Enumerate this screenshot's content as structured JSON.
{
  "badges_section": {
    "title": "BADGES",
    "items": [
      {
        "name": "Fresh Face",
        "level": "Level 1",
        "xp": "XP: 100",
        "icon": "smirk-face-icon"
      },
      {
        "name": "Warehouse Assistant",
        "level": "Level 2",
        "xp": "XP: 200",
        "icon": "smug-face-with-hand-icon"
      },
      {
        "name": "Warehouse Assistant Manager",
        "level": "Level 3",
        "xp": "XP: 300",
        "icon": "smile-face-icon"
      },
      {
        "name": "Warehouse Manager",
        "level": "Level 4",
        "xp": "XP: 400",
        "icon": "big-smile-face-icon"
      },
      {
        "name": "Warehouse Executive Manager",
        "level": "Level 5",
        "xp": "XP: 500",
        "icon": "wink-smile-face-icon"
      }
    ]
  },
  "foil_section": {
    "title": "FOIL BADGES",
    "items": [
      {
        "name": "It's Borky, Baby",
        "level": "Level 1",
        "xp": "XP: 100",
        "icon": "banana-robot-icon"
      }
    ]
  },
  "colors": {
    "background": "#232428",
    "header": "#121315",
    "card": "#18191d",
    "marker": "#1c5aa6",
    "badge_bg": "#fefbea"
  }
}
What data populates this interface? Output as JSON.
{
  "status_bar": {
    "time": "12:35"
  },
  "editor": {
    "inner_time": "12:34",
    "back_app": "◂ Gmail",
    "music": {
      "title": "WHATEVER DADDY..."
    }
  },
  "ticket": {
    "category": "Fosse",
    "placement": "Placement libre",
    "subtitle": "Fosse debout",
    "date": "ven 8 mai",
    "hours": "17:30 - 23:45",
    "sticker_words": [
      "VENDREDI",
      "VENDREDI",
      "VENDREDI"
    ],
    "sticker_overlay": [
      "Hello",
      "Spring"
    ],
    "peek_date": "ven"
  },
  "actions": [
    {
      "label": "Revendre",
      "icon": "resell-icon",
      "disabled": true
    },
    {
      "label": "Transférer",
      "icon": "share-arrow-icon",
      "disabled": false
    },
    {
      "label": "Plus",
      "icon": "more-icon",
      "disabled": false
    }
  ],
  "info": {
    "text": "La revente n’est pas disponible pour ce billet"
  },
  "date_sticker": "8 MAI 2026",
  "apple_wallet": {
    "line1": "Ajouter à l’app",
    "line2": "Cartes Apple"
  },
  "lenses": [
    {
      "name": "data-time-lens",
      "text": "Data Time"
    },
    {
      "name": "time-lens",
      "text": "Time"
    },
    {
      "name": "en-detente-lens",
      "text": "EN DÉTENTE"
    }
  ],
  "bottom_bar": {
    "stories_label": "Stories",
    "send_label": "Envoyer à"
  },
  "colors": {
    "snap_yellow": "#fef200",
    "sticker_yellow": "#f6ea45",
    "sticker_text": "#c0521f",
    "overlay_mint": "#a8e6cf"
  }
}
━━━━━━━━
◆ TASK INSTRUCTIONS
Quote the listing in full, please, keeping every line exact.

◆ RESPONSE
Enumerate this screenshot's content as structured JSON.
{
  "badges_section": {
    "title": "BADGES",
    "items": [
      {
        "name": "Fresh Face",
        "level": "Level 1",
        "xp": "XP: 100",
        "icon": "smirk-face-icon"
      },
      {
        "name": "Warehouse Assistant",
        "level": "Level 2",
        "xp": "XP: 200",
        "icon": "smug-face-with-hand-icon"
      },
      {
        "name": "Warehouse Assistant Manager",
        "level": "Level 3",
        "xp": "XP: 300",
        "icon": "smile-face-icon"
      },
      {
        "name": "Warehouse Manager",
        "level": "Level 4",
        "xp": "XP: 400",
        "icon": "big-smile-face-icon"
      },
      {
        "name": "Warehouse Executive Manager",
        "level": "Level 5",
        "xp": "XP: 500",
        "icon": "wink-smile-face-icon"
      }
    ]
  },
  "foil_section": {
    "title": "FOIL BADGES",
    "items": [
      {
        "name": "It's Borky, Baby",
        "level": "Level 1",
        "xp": "XP: 100",
        "icon": "banana-robot-icon"
      }
    ]
  },
  "colors": {
    "background": "#232428",
    "header": "#121315",
    "card": "#18191d",
    "marker": "#1c5aa6",
    "badge_bg": "#fefbea"
  }
}
What data populates this interface? Output as JSON.
{
  "status_bar": {
    "time": "12:35"
  },
  "editor": {
    "inner_time": "12:34",
    "back_app": "◂ Gmail",
    "music": {
      "title": "WHATEVER DADDY..."
    }
  },
  "ticket": {
    "category": "Fosse",
    "placement": "Placement libre",
    "subtitle": "Fosse debout",
    "date": "ven 8 mai",
    "hours": "17:30 - 23:45",
    "sticker_words": [
      "VENDREDI",
      "VENDREDI",
      "VENDREDI"
    ],
    "sticker_overlay": [
      "Hello",
      "Spring"
    ],
    "peek_date": "ven"
  },
  "actions": [
    {
      "label": "Revendre",
      "icon": "resell-icon",
      "disabled": true
    },
    {
      "label": "Transférer",
      "icon": "share-arrow-icon",
      "disabled": false
    },
    {
      "label": "Plus",
      "icon": "more-icon",
      "disabled": false
    }
  ],
  "info": {
    "text": "La revente n’est pas disponible pour ce billet"
  },
  "date_sticker": "8 MAI 2026",
  "apple_wallet": {
    "line1": "Ajouter à l’app",
    "line2": "Cartes Apple"
  },
  "lenses": [
    {
      "name": "data-time-lens",
      "text": "Data Time"
    },
    {
      "name": "time-lens",
      "text": "Time"
    },
    {
      "name": "en-detente-lens",
      "text": "EN DÉTENTE"
    }
  ],
  "bottom_bar": {
    "stories_label": "Stories",
    "send_label": "Envoyer à"
  },
  "colors": {
    "snap_yellow": "#fef200",
    "sticker_yellow": "#f6ea45",
    "sticker_text": "#c0521f",
    "overlay_mint": "#a8e6cf"
  }
}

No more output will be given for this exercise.